■ Data:
— Begin —
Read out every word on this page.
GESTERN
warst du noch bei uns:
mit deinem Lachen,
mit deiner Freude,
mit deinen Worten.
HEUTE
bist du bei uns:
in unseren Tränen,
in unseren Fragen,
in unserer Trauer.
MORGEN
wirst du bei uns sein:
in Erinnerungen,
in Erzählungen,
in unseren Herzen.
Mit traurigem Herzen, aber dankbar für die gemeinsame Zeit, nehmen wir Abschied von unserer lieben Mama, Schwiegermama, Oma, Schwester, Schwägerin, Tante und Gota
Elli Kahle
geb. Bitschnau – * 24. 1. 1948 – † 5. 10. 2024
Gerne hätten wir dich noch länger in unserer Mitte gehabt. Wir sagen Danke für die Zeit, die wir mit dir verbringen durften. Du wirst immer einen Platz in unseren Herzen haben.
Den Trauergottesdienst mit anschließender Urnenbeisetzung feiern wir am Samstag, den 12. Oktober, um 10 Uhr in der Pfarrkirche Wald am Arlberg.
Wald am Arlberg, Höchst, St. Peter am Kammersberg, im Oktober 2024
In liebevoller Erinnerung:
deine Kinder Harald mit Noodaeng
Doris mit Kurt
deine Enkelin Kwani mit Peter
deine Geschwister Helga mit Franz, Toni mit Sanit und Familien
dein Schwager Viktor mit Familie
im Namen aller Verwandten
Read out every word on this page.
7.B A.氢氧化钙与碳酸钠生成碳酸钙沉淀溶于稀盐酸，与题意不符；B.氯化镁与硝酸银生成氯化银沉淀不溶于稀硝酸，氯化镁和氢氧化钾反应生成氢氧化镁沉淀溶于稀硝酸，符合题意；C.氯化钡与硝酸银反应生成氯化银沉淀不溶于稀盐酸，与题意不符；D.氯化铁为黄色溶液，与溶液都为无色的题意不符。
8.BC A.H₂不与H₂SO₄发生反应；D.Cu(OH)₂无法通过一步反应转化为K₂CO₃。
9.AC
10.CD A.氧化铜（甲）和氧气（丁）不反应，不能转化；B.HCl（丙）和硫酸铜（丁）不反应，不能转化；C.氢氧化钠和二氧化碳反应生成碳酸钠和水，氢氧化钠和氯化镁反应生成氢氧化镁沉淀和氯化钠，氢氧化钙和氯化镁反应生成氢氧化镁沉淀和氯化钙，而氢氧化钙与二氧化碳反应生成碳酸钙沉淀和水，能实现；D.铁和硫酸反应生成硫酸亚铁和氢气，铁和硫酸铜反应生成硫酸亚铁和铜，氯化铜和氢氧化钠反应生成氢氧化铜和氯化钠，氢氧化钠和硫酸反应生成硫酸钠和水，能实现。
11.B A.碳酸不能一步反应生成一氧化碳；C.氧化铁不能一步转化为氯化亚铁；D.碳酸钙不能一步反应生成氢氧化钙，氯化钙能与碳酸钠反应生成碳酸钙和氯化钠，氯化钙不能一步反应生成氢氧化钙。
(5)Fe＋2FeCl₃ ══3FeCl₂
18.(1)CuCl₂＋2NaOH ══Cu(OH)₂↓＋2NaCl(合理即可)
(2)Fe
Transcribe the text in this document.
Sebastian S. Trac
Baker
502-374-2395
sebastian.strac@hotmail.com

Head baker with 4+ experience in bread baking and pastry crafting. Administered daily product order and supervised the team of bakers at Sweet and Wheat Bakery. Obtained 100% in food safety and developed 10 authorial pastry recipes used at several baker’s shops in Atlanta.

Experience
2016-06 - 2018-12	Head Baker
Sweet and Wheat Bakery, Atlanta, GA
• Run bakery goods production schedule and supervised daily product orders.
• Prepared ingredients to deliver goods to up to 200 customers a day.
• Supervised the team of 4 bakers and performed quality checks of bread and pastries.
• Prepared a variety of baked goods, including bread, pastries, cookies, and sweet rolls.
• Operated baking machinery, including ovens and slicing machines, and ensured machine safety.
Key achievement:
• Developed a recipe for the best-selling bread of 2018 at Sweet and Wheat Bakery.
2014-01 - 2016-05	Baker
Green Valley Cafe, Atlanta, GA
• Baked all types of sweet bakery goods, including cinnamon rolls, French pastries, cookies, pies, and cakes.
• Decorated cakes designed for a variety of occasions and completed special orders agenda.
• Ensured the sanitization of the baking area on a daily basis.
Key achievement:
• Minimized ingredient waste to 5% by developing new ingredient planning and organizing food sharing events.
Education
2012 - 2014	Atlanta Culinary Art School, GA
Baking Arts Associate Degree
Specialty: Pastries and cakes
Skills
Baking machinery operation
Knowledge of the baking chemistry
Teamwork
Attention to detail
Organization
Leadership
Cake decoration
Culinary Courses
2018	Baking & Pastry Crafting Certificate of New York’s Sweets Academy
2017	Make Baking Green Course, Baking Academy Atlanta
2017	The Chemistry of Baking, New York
— End —
■ Task objective:
Transcribe each entry exactly.

■ Exercise answer:
Read out every word on this page.
GESTERN
warst du noch bei uns:
mit deinem Lachen,
mit deiner Freude,
mit deinen Worten.
HEUTE
bist du bei uns:
in unseren Tränen,
in unseren Fragen,
in unserer Trauer.
MORGEN
wirst du bei uns sein:
in Erinnerungen,
in Erzählungen,
in unseren Herzen.
Mit traurigem Herzen, aber dankbar für die gemeinsame Zeit, nehmen wir Abschied von unserer lieben Mama, Schwiegermama, Oma, Schwester, Schwägerin, Tante und Gota
Elli Kahle
geb. Bitschnau – * 24. 1. 1948 – † 5. 10. 2024
Gerne hätten wir dich noch länger in unserer Mitte gehabt. Wir sagen Danke für die Zeit, die wir mit dir verbringen durften. Du wirst immer einen Platz in unseren Herzen haben.
Den Trauergottesdienst mit anschließender Urnenbeisetzung feiern wir am Samstag, den 12. Oktober, um 10 Uhr in der Pfarrkirche Wald am Arlberg.
Wald am Arlberg, Höchst, St. Peter am Kammersberg, im Oktober 2024
In liebevoller Erinnerung:
deine Kinder Harald mit Noodaeng
Doris mit Kurt
deine Enkelin Kwani mit Peter
deine Geschwister Helga mit Franz, Toni mit Sanit und Familien
dein Schwager Viktor mit Familie
im Namen aller Verwandten
Read out every word on this page.
7.B A.氢氧化钙与碳酸钠生成碳酸钙沉淀溶于稀盐酸，与题意不符；B.氯化镁与硝酸银生成氯化银沉淀不溶于稀硝酸，氯化镁和氢氧化钾反应生成氢氧化镁沉淀溶于稀硝酸，符合题意；C.氯化钡与硝酸银反应生成氯化银沉淀不溶于稀盐酸，与题意不符；D.氯化铁为黄色溶液，与溶液都为无色的题意不符。
8.BC A.H₂不与H₂SO₄发生反应；D.Cu(OH)₂无法通过一步反应转化为K₂CO₃。
9.AC
10.CD A.氧化铜（甲）和氧气（丁）不反应，不能转化；B.HCl（丙）和硫酸铜（丁）不反应，不能转化；C.氢氧化钠和二氧化碳反应生成碳酸钠和水，氢氧化钠和氯化镁反应生成氢氧化镁沉淀和氯化钠，氢氧化钙和氯化镁反应生成氢氧化镁沉淀和氯化钙，而氢氧化钙与二氧化碳反应生成碳酸钙沉淀和水，能实现；D.铁和硫酸反应生成硫酸亚铁和氢气，铁和硫酸铜反应生成硫酸亚铁和铜，氯化铜和氢氧化钠反应生成氢氧化铜和氯化钠，氢氧化钠和硫酸反应生成硫酸钠和水，能实现。
11.B A.碳酸不能一步反应生成一氧化碳；C.氧化铁不能一步转化为氯化亚铁；D.碳酸钙不能一步反应生成氢氧化钙，氯化钙能与碳酸钠反应生成碳酸钙和氯化钠，氯化钙不能一步反应生成氢氧化钙。
(5)Fe＋2FeCl₃ ══3FeCl₂
18.(1)CuCl₂＋2NaOH ══Cu(OH)₂↓＋2NaCl(合理即可)
(2)Fe
Transcribe the text in this document.
Sebastian S. Trac
Baker
502-374-2395
sebastian.strac@hotmail.com

Head baker with 4+ experience in bread baking and pastry crafting. Administered daily product order and supervised the team of bakers at Sweet and Wheat Bakery. Obtained 100% in food safety and developed 10 authorial pastry recipes used at several baker’s shops in Atlanta.

Experience
2016-06 - 2018-12	Head Baker
Sweet and Wheat Bakery, Atlanta, GA
• Run bakery goods production schedule and supervised daily product orders.
• Prepared ingredients to deliver goods to up to 200 customers a day.
• Supervised the team of 4 bakers and performed quality checks of bread and pastries.
• Prepared a variety of baked goods, including bread, pastries, cookies, and sweet rolls.
• Operated baking machinery, including ovens and slicing machines, and ensured machine safety.
Key achievement:
• Developed a recipe for the best-selling bread of 2018 at Sweet and Wheat Bakery.
2014-01 - 2016-05	Baker
Green Valley Cafe, Atlanta, GA
• Baked all types of sweet bakery goods, including cinnamon rolls, French pastries, cookies, pies, and cakes.
• Decorated cakes designed for a variety of occasions and completed special orders agenda.
• Ensured the sanitization of the baking area on a daily basis.
Key achievement:
• Minimized ingredient waste to 5% by developing new ingredient planning and organizing food sharing events.
Education
2012 - 2014	Atlanta Culinary Art School, GA
Baking Arts Associate Degree
Specialty: Pastries and cakes
Skills
Baking machinery operation
Knowledge of the baking chemistry
Teamwork
Attention to detail
Organization
Leadership
Cake decoration
Culinary Courses
2018	Baking & Pastry Crafting Certificate of New York’s Sweets Academy
2017	Make Baking Green Course, Baking Academy Atlanta
2017	The Chemistry of Baking, New York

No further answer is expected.